**WHAT TO PRODUCE**
Locate every line in the records below that contains the word "Year", and copy each one.

**SUPPLIED DATA**
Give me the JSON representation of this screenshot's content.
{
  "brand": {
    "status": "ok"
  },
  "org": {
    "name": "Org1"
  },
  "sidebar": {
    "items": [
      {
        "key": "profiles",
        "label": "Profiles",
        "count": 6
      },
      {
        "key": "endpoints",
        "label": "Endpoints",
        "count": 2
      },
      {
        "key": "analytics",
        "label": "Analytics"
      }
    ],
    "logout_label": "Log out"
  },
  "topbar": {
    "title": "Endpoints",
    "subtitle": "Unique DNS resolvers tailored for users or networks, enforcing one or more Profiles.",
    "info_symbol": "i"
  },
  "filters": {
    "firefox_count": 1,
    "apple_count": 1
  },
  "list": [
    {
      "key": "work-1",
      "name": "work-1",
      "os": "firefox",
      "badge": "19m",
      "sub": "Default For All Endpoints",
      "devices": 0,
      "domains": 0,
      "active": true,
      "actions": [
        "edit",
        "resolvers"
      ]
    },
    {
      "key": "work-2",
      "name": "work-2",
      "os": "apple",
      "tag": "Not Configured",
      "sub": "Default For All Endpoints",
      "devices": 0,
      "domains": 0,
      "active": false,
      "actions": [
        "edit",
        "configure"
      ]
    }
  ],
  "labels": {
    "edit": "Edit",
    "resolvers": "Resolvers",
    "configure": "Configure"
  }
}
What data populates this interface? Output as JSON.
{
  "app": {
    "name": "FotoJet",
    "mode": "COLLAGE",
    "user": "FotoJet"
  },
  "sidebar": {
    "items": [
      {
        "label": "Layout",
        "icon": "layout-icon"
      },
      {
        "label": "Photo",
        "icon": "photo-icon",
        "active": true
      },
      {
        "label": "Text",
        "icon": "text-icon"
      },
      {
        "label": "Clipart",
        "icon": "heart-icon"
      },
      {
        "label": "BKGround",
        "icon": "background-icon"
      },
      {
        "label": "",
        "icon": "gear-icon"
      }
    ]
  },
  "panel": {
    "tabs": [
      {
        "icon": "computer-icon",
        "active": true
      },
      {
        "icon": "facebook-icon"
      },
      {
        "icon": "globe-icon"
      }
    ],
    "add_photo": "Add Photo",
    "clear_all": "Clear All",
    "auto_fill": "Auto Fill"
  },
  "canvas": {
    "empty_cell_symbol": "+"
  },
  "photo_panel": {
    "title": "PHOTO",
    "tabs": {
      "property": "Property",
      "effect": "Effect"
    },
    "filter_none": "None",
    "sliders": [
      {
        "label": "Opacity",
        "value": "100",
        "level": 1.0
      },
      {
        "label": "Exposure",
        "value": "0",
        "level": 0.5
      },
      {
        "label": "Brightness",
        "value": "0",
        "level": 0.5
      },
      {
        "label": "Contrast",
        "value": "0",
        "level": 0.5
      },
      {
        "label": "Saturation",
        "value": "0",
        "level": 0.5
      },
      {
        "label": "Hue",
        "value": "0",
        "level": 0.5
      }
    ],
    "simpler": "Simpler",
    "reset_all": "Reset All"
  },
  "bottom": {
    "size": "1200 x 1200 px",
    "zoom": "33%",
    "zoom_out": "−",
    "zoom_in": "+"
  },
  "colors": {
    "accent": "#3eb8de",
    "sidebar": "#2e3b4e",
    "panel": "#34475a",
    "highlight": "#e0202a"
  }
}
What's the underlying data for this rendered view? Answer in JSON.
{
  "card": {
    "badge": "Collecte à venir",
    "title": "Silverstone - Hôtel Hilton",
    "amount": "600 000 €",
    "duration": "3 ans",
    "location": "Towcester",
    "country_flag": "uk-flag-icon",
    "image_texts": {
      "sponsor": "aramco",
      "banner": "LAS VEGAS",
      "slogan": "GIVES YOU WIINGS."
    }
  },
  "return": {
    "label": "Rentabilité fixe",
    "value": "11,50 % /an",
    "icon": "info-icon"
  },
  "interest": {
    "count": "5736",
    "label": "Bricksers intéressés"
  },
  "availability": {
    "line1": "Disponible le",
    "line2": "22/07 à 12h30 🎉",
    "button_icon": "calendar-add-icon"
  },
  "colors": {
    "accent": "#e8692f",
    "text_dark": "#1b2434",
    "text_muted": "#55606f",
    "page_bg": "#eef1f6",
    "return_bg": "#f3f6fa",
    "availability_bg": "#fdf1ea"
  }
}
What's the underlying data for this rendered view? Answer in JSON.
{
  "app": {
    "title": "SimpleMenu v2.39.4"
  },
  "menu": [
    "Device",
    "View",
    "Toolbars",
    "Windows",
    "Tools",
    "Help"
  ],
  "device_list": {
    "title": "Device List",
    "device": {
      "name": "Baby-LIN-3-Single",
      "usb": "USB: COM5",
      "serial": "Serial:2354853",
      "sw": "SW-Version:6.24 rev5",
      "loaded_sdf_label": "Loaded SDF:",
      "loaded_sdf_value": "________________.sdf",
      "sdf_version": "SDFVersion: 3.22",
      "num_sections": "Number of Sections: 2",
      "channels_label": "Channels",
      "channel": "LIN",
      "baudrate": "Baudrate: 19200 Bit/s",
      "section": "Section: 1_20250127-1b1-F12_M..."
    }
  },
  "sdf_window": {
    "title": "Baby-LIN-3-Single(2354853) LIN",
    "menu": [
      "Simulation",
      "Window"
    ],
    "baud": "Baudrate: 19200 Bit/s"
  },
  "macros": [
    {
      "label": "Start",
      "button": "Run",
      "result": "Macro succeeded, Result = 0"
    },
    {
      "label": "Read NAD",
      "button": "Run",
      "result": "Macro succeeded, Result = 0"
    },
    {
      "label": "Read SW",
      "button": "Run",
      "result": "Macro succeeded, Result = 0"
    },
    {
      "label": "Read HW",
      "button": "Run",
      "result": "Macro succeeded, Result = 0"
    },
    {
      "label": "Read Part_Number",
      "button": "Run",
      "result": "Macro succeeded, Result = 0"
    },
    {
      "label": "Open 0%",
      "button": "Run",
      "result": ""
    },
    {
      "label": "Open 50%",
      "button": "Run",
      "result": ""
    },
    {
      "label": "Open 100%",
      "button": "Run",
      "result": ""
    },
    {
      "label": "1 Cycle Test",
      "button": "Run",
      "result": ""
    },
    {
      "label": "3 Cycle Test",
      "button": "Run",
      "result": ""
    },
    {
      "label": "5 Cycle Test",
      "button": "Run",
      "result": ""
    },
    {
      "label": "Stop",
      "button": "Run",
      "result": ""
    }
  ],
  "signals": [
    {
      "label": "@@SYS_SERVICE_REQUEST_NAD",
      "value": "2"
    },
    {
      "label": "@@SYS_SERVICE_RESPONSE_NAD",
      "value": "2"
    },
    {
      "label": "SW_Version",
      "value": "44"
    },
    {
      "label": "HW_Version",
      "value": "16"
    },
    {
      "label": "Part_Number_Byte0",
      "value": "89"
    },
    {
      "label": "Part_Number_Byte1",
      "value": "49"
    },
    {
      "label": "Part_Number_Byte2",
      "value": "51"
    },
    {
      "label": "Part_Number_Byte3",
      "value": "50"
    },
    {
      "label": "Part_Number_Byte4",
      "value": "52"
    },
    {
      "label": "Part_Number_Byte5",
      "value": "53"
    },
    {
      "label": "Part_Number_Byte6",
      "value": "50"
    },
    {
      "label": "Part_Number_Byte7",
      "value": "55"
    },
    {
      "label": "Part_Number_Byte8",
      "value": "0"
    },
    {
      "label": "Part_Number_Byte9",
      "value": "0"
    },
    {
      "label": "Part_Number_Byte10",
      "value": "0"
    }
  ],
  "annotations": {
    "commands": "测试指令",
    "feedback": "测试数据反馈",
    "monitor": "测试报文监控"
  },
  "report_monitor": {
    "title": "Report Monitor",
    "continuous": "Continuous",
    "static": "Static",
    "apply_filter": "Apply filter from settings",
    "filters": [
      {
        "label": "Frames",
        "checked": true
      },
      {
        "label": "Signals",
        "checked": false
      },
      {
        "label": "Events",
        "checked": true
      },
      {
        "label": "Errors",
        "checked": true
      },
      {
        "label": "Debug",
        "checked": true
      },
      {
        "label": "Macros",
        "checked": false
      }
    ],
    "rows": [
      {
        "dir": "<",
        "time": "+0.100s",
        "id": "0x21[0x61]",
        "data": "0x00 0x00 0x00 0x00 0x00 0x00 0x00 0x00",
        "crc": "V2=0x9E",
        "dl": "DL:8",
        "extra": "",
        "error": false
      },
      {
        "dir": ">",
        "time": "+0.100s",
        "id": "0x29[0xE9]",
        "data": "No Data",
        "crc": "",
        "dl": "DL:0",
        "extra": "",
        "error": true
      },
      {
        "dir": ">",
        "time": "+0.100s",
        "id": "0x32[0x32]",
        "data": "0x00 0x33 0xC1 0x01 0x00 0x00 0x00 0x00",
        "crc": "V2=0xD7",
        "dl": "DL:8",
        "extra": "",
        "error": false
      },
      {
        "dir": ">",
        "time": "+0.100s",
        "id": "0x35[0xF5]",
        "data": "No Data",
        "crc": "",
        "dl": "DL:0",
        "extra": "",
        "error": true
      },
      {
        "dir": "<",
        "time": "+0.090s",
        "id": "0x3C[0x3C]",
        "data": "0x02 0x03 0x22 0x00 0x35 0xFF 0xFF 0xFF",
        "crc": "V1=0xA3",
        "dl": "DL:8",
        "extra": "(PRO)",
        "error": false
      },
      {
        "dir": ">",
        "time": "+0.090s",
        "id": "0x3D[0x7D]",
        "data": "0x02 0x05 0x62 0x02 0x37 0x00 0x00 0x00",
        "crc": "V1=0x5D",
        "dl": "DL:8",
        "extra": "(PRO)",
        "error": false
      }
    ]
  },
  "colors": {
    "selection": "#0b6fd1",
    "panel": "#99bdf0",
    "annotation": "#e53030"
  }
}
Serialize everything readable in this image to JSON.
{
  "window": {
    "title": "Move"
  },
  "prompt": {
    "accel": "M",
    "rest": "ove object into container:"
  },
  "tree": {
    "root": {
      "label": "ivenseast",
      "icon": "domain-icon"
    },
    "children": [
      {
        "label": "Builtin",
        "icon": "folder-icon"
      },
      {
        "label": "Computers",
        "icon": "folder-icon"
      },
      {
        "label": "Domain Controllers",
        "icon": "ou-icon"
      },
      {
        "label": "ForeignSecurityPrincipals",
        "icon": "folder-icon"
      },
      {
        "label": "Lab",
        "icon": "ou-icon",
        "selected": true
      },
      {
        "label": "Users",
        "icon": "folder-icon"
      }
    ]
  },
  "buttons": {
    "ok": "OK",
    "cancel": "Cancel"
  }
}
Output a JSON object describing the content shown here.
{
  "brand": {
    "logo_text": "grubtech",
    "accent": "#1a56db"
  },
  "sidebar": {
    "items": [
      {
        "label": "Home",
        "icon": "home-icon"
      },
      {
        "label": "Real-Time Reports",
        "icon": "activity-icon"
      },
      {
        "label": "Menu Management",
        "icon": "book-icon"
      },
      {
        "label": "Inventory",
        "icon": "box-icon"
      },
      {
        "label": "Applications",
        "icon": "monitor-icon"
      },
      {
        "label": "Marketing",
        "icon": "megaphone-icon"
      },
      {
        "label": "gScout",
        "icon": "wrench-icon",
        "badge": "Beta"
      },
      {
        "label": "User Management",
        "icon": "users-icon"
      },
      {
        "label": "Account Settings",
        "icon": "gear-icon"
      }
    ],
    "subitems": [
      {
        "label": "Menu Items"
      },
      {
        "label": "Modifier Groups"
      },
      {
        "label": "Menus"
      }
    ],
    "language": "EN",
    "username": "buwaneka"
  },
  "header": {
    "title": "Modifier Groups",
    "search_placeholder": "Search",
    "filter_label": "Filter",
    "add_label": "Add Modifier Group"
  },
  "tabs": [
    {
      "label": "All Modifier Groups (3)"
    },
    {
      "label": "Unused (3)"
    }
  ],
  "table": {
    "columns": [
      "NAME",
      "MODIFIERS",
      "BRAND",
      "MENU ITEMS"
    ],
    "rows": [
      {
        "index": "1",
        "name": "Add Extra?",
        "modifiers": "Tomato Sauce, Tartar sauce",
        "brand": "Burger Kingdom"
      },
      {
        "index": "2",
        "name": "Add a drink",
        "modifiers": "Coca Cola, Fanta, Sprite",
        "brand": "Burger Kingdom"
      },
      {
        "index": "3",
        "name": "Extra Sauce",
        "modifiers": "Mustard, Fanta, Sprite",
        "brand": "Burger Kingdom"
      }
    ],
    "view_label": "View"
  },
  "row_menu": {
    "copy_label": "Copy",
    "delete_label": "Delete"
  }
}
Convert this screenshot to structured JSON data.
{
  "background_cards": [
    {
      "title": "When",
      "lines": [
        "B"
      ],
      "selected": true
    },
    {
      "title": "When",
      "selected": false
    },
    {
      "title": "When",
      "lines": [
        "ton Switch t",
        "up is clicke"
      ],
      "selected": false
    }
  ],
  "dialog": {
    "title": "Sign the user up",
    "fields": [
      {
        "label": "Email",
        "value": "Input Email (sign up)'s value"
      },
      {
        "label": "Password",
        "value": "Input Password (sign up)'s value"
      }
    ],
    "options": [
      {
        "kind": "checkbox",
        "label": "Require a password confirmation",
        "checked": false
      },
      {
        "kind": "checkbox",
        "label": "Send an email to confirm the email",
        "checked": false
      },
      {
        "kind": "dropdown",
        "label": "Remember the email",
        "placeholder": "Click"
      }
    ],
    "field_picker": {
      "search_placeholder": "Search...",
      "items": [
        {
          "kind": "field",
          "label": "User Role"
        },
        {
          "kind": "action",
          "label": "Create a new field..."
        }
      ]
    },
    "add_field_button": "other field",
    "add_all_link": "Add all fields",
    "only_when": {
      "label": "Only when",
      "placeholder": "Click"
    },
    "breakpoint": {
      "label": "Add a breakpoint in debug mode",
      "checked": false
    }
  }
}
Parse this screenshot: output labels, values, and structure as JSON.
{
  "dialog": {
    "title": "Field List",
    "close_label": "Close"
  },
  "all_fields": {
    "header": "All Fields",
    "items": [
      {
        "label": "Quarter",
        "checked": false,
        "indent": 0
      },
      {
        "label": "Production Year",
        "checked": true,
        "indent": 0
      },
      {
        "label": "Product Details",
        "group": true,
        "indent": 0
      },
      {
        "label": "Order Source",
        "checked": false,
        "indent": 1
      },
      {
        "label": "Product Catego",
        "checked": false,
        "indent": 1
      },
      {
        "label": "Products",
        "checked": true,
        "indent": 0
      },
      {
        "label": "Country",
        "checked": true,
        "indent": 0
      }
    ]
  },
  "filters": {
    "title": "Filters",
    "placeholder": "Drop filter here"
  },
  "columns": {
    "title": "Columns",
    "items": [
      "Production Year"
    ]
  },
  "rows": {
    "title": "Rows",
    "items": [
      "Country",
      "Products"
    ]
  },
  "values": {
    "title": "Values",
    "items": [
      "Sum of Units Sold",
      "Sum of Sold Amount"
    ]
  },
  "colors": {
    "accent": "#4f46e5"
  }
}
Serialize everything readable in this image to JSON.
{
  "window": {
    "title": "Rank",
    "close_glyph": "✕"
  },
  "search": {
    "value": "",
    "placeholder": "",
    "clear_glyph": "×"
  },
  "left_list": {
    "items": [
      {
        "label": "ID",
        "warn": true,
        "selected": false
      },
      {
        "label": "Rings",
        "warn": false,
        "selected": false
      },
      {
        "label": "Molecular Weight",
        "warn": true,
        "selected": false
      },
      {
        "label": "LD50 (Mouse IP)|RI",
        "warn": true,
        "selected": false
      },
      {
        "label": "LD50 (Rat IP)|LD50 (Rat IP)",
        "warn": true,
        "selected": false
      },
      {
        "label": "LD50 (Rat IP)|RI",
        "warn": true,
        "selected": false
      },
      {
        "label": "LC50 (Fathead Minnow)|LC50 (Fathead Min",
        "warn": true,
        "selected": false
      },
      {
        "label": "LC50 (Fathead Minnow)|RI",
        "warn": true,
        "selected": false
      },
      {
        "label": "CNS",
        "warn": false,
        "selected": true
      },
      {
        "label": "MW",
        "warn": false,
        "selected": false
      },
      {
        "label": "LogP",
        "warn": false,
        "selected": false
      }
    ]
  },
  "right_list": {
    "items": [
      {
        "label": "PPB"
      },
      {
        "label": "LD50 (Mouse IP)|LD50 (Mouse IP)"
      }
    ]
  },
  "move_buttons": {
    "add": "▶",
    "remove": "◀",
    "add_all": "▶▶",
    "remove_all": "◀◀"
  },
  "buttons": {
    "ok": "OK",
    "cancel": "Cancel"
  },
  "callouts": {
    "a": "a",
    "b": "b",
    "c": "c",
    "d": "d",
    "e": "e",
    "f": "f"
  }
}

**WRITTEN SOLUTION**
        "label": "Production Year",
      "Production Year"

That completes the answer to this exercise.